**Records provided:**

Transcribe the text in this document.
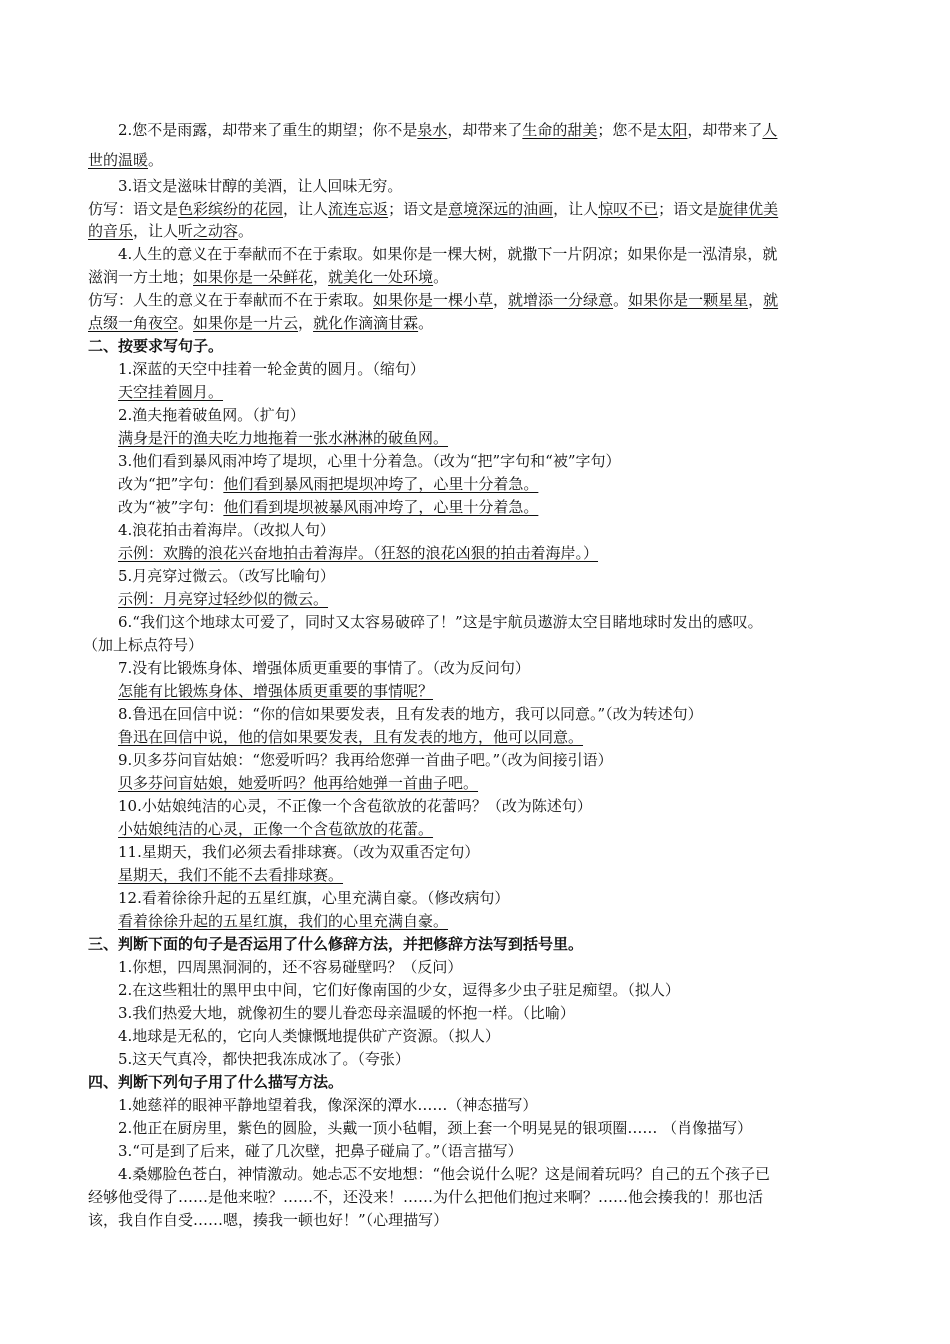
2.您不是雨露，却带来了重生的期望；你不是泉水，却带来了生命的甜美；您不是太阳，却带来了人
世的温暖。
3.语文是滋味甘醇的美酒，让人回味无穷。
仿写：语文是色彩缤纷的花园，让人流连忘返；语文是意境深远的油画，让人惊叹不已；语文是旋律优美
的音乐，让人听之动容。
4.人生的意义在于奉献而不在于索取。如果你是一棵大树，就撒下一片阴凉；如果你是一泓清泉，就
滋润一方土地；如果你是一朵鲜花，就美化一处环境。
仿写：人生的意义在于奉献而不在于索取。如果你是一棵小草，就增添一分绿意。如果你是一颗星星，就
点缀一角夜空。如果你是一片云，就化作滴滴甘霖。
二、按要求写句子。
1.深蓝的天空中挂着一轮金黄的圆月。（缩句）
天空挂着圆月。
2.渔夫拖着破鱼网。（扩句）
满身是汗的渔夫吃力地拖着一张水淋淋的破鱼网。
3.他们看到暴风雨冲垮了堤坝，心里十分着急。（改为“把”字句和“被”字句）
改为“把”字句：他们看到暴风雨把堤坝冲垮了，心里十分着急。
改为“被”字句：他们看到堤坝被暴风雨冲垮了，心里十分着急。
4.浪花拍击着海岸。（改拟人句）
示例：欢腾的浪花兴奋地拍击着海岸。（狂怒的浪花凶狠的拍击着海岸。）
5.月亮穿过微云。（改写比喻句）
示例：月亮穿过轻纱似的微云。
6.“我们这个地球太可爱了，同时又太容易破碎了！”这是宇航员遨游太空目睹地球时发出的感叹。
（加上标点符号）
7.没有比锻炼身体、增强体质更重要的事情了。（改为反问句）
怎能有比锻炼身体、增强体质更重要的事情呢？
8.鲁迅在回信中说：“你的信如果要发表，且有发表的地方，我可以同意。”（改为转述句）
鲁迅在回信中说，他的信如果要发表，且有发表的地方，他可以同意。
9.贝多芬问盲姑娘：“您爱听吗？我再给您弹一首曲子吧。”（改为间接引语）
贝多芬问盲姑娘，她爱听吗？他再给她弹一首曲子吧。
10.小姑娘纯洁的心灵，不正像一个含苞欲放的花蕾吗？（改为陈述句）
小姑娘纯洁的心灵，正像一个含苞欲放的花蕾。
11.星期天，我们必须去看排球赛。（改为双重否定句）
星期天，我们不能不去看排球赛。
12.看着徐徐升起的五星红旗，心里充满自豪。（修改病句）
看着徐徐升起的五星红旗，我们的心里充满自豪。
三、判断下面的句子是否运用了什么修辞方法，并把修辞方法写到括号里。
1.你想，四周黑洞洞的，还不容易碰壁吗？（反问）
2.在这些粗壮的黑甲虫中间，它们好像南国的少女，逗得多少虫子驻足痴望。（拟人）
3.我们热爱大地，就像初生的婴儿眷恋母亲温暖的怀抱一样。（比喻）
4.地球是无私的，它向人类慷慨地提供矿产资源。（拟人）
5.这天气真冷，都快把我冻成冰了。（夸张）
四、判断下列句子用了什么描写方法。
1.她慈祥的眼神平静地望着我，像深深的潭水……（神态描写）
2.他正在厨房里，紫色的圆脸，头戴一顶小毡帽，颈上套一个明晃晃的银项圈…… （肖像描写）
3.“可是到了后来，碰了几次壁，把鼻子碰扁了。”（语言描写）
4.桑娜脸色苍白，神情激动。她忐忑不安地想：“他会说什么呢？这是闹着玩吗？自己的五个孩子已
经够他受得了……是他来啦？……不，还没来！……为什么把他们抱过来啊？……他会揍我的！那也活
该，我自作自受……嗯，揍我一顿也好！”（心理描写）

...

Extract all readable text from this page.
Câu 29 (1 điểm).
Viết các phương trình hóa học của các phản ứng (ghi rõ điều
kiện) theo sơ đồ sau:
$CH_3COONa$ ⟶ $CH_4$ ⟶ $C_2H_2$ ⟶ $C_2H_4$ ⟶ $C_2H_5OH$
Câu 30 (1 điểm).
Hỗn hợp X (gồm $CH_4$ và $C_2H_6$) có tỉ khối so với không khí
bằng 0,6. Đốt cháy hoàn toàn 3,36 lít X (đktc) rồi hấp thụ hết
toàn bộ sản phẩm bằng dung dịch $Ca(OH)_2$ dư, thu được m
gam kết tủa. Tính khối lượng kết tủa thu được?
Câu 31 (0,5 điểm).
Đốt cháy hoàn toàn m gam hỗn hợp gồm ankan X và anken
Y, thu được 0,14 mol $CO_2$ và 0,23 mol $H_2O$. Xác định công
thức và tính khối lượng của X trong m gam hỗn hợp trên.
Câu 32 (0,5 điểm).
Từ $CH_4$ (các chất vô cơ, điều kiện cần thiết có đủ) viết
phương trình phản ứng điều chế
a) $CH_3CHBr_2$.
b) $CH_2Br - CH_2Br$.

**Exercise requirements:**
Return all the lines that contain the string "được".

**Output for this task:**
toàn bộ sản phẩm bằng dung dịch $Ca(OH)_2$ dư, thu được m
gam kết tủa. Tính khối lượng kết tủa thu được?
Y, thu được 0,14 mol $CO_2$ và 0,23 mol $H_2O$. Xác định công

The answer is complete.